BEGIN The input

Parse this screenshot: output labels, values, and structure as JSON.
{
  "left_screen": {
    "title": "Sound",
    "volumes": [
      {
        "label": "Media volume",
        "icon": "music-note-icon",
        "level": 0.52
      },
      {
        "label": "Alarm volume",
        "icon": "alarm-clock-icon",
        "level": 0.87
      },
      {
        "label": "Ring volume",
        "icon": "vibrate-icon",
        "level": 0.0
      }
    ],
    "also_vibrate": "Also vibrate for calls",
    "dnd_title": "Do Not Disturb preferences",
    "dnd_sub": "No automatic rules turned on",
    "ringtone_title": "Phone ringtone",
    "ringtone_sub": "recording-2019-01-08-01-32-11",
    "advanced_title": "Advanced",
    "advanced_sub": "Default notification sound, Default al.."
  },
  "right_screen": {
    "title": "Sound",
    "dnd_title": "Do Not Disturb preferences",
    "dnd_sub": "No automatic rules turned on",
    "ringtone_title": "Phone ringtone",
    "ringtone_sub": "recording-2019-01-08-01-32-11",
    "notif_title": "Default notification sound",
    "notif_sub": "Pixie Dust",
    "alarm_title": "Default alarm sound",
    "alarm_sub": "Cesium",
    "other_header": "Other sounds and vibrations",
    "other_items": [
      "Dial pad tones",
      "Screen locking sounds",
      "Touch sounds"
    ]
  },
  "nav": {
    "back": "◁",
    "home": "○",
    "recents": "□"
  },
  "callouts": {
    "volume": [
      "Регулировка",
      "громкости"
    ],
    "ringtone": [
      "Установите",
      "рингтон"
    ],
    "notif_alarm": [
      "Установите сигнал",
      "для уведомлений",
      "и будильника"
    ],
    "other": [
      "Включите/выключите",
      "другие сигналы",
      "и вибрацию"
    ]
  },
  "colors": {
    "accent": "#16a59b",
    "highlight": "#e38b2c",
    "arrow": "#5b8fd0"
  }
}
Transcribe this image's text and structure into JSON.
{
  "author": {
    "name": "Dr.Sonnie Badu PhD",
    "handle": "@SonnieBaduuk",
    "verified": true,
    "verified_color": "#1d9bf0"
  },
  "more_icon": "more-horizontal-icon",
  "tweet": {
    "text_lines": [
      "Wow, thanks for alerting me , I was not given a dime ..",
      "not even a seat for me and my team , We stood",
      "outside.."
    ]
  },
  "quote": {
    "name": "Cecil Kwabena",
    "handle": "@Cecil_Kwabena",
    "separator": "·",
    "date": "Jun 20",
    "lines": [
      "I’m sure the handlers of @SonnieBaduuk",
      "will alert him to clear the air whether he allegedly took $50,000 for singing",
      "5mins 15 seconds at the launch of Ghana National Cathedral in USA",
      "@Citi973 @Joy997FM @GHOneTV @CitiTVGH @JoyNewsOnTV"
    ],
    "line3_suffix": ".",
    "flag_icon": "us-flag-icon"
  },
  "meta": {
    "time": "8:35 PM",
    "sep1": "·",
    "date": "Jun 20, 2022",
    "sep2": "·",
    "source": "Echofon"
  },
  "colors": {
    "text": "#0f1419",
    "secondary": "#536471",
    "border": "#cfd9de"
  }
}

END The input

Quote exactly and only the lines from the one holding "Transcribe this image's" through the end of the data.

▸ **Final answer**
Transcribe this image's text and structure into JSON.
{
  "author": {
    "name": "Dr.Sonnie Badu PhD",
    "handle": "@SonnieBaduuk",
    "verified": true,
    "verified_color": "#1d9bf0"
  },
  "more_icon": "more-horizontal-icon",
  "tweet": {
    "text_lines": [
      "Wow, thanks for alerting me , I was not given a dime ..",
      "not even a seat for me and my team , We stood",
      "outside.."
    ]
  },
  "quote": {
    "name": "Cecil Kwabena",
    "handle": "@Cecil_Kwabena",
    "separator": "·",
    "date": "Jun 20",
    "lines": [
      "I’m sure the handlers of @SonnieBaduuk",
      "will alert him to clear the air whether he allegedly took $50,000 for singing",
      "5mins 15 seconds at the launch of Ghana National Cathedral in USA",
      "@Citi973 @Joy997FM @GHOneTV @CitiTVGH @JoyNewsOnTV"
    ],
    "line3_suffix": ".",
    "flag_icon": "us-flag-icon"
  },
  "meta": {
    "time": "8:35 PM",
    "sep1": "·",
    "date": "Jun 20, 2022",
    "sep2": "·",
    "source": "Echofon"
  },
  "colors": {
    "text": "#0f1419",
    "secondary": "#536471",
    "border": "#cfd9de"
  }
}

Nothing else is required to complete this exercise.